Copy all lines in which the word "JSON" can be found.

__The data__:
▼
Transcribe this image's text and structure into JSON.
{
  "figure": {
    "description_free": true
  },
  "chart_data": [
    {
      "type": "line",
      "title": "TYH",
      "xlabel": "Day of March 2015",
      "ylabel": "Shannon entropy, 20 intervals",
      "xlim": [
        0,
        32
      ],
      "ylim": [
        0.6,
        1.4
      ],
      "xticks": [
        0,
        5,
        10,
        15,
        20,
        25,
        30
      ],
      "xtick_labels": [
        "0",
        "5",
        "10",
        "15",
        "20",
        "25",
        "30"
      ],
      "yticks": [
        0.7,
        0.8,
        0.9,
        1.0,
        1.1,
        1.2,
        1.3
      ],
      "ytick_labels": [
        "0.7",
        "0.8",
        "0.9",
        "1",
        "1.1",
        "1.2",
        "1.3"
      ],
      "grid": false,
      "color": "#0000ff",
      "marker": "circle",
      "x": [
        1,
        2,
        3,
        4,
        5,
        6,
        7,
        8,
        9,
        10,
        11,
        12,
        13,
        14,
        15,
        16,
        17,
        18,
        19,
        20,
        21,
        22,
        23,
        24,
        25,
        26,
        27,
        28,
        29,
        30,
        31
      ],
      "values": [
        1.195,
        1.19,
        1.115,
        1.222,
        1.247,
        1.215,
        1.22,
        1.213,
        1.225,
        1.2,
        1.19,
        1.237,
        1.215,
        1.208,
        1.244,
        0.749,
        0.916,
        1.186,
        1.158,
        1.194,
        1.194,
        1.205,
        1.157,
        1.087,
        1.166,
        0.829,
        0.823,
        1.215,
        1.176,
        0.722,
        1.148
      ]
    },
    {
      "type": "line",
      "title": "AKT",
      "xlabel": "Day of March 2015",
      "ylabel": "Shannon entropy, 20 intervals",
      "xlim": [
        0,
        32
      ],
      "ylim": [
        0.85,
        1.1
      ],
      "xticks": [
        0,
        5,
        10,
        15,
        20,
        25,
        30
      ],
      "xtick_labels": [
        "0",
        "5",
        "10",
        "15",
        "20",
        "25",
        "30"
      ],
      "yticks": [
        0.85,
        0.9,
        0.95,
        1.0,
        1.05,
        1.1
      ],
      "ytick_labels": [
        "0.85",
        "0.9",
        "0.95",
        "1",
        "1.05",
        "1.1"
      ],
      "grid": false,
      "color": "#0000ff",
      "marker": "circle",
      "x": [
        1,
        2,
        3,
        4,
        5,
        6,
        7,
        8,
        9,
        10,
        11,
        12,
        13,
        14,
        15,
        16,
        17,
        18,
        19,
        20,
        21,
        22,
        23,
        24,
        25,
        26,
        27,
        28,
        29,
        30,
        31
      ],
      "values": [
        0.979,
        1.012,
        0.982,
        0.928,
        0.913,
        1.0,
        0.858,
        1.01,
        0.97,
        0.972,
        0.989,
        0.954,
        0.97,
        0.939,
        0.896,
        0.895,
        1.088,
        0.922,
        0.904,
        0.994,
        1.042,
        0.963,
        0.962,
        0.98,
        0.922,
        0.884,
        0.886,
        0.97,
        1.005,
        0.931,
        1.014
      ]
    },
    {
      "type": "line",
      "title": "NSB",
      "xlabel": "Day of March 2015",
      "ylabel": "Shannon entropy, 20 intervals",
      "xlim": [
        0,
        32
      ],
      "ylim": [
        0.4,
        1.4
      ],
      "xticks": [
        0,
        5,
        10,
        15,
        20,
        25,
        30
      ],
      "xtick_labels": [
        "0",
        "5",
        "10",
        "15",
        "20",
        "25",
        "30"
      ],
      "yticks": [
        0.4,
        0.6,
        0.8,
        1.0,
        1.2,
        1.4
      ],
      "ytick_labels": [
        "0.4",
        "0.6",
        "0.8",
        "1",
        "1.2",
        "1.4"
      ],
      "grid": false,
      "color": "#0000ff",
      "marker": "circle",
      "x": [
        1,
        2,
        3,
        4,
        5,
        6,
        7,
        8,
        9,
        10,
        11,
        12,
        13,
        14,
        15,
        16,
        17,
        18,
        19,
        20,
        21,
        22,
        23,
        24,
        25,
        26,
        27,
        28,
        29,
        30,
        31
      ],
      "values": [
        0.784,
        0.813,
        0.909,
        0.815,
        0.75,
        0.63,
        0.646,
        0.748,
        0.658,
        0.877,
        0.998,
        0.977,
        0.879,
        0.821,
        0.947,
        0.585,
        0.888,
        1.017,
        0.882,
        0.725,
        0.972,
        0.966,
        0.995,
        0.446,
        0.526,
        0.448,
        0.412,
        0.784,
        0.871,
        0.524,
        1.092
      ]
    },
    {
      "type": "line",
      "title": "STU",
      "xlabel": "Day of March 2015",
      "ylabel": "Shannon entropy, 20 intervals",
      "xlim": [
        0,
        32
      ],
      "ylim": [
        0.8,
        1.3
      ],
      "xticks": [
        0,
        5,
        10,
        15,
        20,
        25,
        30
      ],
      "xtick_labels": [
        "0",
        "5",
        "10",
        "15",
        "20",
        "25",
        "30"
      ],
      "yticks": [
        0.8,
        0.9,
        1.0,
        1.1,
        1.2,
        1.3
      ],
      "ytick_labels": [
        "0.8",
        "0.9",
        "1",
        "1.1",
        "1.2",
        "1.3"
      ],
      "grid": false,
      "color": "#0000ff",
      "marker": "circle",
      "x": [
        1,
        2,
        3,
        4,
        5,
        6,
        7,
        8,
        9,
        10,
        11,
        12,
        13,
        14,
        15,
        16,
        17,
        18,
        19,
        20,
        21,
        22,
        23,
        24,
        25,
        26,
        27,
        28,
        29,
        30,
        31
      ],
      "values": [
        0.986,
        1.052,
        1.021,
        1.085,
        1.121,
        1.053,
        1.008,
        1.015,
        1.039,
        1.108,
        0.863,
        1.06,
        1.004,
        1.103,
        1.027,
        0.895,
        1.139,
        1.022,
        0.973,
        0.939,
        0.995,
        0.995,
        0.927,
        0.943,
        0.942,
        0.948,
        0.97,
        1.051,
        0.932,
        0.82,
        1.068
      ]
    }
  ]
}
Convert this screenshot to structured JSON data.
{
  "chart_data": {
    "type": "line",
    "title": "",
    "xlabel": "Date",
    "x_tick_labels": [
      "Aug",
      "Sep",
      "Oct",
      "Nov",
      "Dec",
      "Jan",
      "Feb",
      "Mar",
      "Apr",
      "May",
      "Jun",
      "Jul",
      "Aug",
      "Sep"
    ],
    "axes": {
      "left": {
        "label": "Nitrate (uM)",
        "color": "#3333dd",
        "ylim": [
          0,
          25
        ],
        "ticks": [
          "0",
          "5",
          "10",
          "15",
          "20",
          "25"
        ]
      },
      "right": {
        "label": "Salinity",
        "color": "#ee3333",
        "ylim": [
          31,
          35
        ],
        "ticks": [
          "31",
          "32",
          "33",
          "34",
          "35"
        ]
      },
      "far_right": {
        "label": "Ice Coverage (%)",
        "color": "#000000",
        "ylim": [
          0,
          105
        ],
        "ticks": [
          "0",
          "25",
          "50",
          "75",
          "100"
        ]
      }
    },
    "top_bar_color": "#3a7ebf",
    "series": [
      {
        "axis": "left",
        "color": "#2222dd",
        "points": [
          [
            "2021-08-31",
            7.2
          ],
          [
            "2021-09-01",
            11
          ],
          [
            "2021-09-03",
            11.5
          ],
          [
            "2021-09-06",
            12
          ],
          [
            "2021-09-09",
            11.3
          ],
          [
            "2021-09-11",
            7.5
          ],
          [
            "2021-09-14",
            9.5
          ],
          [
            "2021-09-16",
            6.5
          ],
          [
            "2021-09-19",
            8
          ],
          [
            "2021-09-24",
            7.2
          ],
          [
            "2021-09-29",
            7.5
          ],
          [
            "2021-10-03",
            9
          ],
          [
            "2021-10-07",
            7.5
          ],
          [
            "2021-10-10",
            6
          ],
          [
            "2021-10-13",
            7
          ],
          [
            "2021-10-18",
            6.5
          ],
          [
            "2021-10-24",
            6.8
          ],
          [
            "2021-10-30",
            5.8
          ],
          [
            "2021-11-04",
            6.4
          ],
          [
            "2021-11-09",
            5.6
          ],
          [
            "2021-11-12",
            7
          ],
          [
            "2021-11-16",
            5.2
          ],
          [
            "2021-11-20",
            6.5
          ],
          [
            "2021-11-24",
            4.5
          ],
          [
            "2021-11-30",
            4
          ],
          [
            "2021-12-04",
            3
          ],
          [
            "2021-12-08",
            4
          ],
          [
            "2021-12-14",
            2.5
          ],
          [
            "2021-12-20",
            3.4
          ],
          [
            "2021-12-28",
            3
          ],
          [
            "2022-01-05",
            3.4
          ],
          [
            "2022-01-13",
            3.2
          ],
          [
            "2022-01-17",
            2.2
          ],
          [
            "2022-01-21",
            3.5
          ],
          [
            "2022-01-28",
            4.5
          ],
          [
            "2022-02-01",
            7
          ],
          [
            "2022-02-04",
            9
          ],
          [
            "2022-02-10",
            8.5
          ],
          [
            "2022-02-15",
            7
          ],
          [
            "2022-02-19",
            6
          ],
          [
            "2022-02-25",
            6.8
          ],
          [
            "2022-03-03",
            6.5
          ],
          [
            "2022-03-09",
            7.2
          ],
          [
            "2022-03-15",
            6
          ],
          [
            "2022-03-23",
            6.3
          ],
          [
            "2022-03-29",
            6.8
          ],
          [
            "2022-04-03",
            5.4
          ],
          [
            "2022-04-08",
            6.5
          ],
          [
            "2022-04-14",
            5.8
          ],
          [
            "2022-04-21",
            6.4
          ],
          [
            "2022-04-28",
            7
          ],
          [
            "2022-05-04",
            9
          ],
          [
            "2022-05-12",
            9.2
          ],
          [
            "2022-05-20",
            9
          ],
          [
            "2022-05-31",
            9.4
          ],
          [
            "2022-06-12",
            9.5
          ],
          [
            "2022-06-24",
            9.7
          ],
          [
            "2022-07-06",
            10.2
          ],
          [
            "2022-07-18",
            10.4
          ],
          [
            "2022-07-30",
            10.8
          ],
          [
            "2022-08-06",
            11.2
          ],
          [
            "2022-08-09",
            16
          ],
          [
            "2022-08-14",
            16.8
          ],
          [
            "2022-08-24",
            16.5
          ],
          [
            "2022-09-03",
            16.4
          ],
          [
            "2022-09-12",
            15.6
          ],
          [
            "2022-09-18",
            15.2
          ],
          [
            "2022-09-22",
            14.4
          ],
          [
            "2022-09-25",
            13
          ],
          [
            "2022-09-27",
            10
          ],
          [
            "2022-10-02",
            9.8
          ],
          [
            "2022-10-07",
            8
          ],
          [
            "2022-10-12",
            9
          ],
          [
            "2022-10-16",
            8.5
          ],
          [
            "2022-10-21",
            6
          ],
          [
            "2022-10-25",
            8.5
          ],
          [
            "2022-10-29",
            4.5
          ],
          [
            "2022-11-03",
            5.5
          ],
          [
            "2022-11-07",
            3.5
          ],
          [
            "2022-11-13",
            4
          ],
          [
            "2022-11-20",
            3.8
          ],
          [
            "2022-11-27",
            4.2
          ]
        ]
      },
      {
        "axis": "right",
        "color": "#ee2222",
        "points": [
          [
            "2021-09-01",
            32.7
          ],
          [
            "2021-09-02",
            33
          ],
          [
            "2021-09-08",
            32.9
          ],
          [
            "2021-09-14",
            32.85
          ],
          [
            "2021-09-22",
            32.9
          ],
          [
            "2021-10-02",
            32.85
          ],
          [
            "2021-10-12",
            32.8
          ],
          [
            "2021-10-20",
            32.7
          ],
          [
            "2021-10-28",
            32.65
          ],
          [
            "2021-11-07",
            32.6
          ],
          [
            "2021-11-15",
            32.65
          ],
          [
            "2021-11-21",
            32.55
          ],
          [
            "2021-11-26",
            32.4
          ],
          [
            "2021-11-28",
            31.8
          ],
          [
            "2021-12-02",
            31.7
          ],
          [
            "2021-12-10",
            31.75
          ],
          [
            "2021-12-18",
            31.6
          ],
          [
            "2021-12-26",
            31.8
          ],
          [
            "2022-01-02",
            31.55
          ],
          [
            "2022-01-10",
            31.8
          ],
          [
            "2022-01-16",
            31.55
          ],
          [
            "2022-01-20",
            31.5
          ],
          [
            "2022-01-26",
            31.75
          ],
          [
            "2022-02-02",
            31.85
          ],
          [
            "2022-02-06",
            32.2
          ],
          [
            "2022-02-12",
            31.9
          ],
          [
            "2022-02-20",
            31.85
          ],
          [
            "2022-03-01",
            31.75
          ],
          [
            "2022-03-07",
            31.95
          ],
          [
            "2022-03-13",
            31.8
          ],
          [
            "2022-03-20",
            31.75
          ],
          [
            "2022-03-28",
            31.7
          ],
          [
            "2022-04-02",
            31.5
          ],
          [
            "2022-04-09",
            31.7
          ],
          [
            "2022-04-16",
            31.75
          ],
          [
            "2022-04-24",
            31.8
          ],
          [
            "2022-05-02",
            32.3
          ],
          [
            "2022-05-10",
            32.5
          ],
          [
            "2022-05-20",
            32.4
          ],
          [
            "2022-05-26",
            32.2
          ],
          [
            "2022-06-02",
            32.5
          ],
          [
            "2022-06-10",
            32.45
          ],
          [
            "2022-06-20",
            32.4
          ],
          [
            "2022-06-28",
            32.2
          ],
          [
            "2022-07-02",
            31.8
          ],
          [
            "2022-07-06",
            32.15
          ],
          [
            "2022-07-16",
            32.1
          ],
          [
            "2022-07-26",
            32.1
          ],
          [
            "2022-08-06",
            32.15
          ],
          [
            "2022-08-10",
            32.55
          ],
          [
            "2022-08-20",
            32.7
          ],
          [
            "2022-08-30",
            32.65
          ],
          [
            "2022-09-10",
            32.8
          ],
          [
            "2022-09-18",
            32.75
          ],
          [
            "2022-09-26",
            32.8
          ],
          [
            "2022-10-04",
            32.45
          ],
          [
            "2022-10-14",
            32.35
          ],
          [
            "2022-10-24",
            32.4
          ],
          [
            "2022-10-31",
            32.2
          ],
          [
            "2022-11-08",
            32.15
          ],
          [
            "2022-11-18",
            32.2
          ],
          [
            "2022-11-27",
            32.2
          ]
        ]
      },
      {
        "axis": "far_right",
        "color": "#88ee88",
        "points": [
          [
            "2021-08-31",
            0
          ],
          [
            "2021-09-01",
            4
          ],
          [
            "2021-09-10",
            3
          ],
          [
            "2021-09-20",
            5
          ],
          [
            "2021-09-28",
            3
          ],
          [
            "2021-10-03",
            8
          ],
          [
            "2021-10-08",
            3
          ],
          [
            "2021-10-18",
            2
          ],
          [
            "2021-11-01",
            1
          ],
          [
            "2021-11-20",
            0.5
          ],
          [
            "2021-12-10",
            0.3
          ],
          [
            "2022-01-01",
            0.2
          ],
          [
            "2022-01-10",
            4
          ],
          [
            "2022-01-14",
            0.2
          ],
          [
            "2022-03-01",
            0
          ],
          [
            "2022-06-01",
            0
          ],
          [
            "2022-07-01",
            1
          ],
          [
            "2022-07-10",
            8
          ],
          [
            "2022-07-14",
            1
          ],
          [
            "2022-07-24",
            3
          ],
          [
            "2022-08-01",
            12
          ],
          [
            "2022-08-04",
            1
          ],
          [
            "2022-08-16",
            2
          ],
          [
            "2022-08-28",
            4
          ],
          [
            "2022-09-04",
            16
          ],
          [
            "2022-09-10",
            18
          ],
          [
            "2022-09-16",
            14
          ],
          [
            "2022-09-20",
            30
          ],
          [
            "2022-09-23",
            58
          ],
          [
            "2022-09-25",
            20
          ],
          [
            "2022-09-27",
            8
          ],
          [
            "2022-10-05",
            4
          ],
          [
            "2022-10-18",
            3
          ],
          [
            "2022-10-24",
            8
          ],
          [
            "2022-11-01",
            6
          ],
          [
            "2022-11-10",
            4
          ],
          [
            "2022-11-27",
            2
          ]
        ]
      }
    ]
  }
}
▲
__Result of this exercise__:
Transcribe this image's text and structure into JSON.
Convert this screenshot to structured JSON data.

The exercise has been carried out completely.